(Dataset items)
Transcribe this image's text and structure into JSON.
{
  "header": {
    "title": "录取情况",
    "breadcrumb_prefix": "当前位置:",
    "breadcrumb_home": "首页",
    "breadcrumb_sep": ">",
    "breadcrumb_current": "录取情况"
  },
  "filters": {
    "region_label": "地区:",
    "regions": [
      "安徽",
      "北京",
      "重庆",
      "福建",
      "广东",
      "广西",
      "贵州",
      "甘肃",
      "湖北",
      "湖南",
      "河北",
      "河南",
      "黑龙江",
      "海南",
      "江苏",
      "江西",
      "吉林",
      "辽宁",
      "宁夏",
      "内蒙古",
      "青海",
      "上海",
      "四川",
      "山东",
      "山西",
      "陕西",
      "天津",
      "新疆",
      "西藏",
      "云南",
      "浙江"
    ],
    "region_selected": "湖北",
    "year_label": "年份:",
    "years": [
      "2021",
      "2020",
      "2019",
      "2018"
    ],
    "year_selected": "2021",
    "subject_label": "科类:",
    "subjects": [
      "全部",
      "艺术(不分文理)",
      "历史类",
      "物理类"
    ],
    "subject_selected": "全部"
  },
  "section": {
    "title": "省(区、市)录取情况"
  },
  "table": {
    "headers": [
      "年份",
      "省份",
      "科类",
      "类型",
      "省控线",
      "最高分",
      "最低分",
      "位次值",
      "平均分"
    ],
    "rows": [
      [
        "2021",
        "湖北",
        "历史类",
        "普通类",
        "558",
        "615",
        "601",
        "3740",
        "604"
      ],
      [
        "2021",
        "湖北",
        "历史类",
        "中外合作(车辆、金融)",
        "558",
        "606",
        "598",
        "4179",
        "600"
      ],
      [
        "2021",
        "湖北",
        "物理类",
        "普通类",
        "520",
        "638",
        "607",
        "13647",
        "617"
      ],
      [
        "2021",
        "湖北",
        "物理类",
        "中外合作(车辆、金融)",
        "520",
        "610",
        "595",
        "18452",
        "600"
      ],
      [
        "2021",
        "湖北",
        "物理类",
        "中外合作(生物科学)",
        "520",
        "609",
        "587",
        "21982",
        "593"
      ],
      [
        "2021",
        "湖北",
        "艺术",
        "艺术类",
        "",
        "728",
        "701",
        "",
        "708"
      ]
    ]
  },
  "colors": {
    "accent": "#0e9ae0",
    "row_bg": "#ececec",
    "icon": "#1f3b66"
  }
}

• Required task: From the entries above, return each line with the word "录取情况" in it.

• Reply:
    "title": "录取情况",
    "breadcrumb_current": "录取情况"
    "title": "省(区、市)录取情况"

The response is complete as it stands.